## START Document segment
Introduction

The last post presented a simple and robust traversal algorithm for BVHs. This time, we will look into low-level and hardware-agnostic optimizations for this traversal code. Usually, low-level optimizations are not portable, as they are tied to a specific hardware architecture, and they often require to write assembly code directly, or rely on hardware-specific intrinsics. Here, we are going to see how to change the assembly generated by the compiler without actually changing the code too much: We are mostly adding compiler annotations and attributes. While some of these attributes are compiler specific, they can always be wrapped with #defines that disable them when they are not supported.

A Healthy Dose of Inlining

In the current version of the traversal kernel, we have several function calls. In general, function calls are costly, so we would like to remove them from the assembly, but still keep them in the code, as they serve as documentation and improve readability.

Before I go on, let me pause for a bit and explain why these function calls are costly. Too often I read blog posts or articles that repeat that claim, without actually going into details, and the result is that programmers think that they are slow because you need to jump to some memory address, or because the call instruction is too slow. Unless your function is very small (only a couple of instructions long), the penalty you pay when calling a function does not come from the call or ret instructions, or from the fact that the compiler has to save registers to obey to the calling convention. It has to do with the fact that the compiler does not optimize across function boundaries. To illustrate that point, imagine the following code:

void f(bool c) {
    for (int i = 0; i < 100000; ++i) {
        if (c) printf("%d\n", i);
    }
}

If the compiler inlines a call to f(false), the result is extremely fast, since it will completely remove the loop and the resulting code will essentially do nothing. On the other hand, if that call is not inlined, then the result will be slow, because even though the loop does nothing, the compiler has no way of knowing that inside f() since at that point c is an unknown parameter and not the constant false. Granted, this example is a little extreme, but it shows that inlining can give you a lot more than just removing a couple of call or ret instructions.

Going back to the traversal kernel, it might make sense to annotate every function called in the traversal kernel with __attribute__((always_inline)) (for gcc or clang), or __forceinline (for MSVC). In practice, I like to apply a little more restraint, so the rules I follow are:

If a function is local to a compilation unit and inlining should be determined by the compiler, use static.
If a function is local to a compilation unit and small, use static inline.
If a function is local to a compilation unit and should always be inlined, use static inline __attribute__((always_inline)) (or the equivalent for MSVC).
## END Document segment
## START Excerpted data
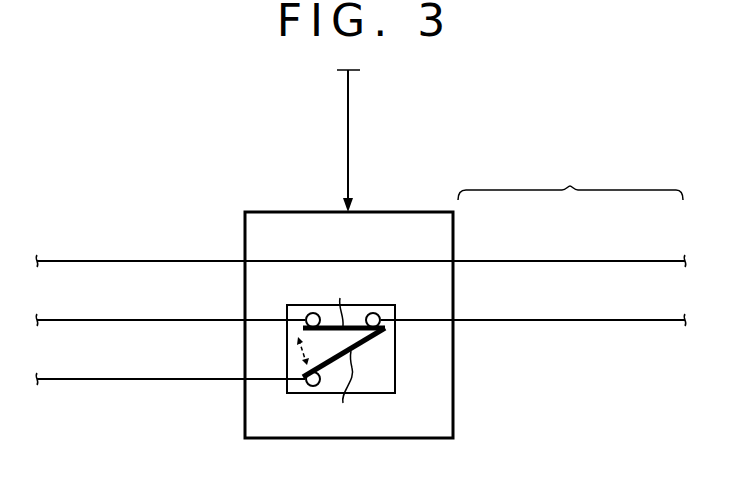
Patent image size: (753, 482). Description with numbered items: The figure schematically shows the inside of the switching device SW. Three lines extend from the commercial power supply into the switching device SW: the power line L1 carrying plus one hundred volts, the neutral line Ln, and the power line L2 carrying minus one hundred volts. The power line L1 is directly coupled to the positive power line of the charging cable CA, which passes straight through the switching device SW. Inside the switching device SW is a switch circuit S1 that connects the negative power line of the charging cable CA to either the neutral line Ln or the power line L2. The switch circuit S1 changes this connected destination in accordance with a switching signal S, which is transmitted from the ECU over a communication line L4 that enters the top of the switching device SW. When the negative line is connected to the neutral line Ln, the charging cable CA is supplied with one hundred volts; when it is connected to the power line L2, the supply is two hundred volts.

The switching device SW is at (387, 438).
The switch circuit S1 is at (395, 353).
The power line L1 is at (157, 258).
The power line L2 is at (157, 376).
The neutral line Ln is at (157, 317).
The communication line L4 is at (350, 131).
The switching signal S is at (363, 176).
The charging cable CA is at (570, 179).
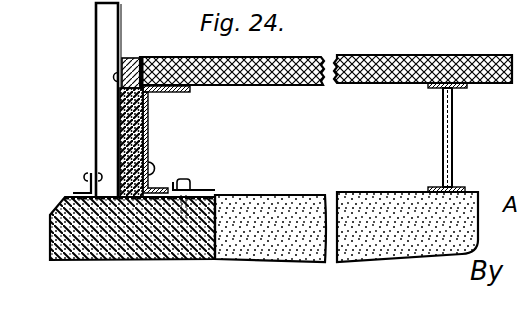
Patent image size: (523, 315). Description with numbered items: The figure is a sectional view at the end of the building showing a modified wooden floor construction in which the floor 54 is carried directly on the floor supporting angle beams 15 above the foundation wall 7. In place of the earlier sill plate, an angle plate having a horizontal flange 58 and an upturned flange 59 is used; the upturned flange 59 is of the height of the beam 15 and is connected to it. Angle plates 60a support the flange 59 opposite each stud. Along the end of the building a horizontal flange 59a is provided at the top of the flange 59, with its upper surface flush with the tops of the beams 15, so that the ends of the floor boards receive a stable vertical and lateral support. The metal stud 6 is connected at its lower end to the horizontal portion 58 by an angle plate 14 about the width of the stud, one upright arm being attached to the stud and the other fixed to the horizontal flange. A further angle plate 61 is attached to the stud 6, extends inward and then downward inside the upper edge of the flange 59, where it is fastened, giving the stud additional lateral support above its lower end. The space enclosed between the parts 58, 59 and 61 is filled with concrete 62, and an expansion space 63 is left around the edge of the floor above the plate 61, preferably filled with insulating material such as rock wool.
## END Excerpted data
▶ **Problems to work on**:
- a) In the passage on traversal optimizations, what causes the cost of calling a function that is longer than a couple of instructions?
- b) For each statement, decide whether the passage on traversal optimizations supports it. Answer yes or no and quote the words that settle it.
(i) The optimizations covered require writing assembly code directly.
(ii) For MSVC, __forceinline plays the role that __attribute__((always_inline)) plays for gcc or clang.
(iii) A small function local to a compilation unit should be marked static inline.

▶ **Solutions in order**:
- a) The compiler does not optimize across function boundaries.

- b)
(i) No: "without actually changing the code too much: We are mostly adding compiler annotations and attributes."
(ii) Yes: "annotate every function called in the traversal kernel with __attribute__((always_inline)) (for gcc or clang), or __forceinline (for MSVC)."
(iii) Yes: "If a function is local to a compilation unit and small, use static inline."